WRITTEN INSTRUCTION: From the listing below, extract every line containing "title".

Chart and figure data:
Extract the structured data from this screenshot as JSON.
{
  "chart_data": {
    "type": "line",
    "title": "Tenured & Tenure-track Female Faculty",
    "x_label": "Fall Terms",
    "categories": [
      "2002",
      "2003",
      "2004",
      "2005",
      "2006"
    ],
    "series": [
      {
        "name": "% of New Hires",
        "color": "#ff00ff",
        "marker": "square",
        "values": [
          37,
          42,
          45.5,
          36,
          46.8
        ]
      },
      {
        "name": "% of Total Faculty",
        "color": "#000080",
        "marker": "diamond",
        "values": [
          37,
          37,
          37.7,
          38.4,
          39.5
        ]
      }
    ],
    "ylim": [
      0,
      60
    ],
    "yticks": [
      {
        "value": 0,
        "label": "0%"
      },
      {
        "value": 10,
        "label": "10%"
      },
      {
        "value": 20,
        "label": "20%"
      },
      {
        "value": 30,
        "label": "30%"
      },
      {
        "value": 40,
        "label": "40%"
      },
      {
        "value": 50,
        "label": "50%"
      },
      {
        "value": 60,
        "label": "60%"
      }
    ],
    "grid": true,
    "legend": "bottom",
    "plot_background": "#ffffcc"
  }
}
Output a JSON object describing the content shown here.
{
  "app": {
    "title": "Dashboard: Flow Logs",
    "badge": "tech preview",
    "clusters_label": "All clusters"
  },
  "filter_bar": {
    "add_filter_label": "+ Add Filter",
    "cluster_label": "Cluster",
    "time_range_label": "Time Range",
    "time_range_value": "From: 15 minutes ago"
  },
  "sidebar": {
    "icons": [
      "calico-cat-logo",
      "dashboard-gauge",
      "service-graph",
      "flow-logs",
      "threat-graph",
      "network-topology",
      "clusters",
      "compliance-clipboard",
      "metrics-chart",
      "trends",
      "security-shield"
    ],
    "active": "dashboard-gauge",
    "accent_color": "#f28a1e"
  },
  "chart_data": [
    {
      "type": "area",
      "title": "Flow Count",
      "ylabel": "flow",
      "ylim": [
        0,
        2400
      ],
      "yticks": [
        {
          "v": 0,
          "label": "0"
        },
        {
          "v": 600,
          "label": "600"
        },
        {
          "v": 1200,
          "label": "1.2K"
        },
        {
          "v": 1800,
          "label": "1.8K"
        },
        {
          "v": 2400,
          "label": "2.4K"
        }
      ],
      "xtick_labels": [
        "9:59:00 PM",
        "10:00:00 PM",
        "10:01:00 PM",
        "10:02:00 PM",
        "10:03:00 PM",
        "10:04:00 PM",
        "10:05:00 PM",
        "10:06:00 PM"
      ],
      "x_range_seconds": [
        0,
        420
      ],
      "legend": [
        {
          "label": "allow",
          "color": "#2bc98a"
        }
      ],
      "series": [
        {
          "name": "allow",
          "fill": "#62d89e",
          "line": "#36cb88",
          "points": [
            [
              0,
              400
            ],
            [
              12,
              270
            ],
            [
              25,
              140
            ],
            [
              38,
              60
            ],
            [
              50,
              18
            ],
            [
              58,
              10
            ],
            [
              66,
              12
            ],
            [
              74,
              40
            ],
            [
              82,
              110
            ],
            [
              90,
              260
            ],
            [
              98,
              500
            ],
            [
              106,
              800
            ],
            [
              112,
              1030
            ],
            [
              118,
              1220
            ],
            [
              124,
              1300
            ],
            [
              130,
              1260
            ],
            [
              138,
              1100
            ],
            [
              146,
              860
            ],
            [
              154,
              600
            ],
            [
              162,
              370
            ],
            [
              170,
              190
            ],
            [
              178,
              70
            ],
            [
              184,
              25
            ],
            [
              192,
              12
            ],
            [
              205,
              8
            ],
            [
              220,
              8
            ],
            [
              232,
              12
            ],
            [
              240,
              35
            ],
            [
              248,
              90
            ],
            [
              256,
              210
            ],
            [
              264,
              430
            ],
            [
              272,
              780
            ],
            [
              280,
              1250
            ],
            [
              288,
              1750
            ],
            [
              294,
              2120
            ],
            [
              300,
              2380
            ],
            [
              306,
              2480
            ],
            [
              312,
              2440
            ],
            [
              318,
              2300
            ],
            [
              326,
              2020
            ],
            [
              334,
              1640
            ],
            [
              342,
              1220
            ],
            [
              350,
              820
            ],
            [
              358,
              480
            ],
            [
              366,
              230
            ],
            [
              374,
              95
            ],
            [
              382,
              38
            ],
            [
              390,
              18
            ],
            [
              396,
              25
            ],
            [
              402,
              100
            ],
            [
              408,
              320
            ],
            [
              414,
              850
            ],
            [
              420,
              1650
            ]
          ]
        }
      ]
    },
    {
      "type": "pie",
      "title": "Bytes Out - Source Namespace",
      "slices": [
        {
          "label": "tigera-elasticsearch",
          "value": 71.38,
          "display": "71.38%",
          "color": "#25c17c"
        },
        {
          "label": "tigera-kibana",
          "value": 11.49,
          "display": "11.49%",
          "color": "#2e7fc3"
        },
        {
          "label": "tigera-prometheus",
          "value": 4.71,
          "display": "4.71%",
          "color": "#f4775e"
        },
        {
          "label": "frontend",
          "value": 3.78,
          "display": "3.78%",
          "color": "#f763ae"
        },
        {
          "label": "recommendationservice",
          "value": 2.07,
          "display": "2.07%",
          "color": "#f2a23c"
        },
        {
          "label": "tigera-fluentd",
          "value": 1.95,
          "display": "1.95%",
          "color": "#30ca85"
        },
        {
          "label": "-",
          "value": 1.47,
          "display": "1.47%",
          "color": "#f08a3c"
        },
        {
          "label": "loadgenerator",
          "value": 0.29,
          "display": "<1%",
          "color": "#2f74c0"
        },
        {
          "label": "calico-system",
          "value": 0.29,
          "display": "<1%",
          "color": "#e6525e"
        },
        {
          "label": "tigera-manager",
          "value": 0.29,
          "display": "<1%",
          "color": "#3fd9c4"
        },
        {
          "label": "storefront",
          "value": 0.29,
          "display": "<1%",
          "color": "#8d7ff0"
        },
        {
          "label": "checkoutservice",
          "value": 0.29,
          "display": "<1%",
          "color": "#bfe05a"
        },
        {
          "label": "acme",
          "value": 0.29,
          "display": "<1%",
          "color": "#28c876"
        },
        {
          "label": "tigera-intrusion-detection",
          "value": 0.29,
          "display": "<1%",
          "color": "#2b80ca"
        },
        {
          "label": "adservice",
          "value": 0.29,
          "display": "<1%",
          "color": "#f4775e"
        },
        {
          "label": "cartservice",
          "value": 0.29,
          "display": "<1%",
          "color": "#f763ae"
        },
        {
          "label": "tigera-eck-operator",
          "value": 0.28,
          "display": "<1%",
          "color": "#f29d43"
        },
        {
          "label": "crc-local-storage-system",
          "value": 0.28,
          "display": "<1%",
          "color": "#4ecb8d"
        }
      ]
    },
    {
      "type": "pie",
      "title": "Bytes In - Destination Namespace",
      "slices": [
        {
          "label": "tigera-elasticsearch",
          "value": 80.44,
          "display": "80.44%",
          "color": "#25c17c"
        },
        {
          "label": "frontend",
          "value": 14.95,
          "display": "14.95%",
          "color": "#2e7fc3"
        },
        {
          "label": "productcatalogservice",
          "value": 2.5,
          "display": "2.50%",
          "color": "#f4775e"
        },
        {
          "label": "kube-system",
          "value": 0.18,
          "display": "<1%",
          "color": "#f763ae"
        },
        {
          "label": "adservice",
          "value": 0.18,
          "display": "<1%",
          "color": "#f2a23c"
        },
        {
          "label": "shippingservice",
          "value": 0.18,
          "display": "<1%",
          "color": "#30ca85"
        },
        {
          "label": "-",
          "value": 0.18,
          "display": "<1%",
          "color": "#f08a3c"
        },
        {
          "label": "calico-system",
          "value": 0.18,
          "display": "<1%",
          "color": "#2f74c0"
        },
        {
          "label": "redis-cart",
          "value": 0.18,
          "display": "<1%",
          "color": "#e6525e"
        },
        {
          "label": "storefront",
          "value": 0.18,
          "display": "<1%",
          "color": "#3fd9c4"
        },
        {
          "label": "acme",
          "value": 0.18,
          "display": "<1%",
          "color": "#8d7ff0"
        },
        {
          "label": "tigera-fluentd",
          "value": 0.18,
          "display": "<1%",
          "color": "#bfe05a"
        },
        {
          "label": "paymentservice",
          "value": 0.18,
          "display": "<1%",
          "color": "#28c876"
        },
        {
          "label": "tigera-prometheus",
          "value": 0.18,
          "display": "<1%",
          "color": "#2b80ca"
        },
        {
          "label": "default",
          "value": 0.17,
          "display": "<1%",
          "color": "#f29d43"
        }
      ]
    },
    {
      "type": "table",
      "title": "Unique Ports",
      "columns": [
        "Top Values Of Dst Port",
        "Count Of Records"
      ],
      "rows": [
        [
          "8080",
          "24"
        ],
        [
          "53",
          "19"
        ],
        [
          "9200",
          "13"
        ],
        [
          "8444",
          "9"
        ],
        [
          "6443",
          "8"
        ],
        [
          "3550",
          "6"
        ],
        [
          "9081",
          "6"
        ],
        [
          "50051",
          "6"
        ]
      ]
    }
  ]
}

WORKED ANSWER:
    "title": "Tenured & Tenure-track Female Faculty",
    "title": "Dashboard: Flow Logs",
      "title": "Flow Count",
      "title": "Bytes Out - Source Namespace",
      "title": "Bytes In - Destination Namespace",
      "title": "Unique Ports",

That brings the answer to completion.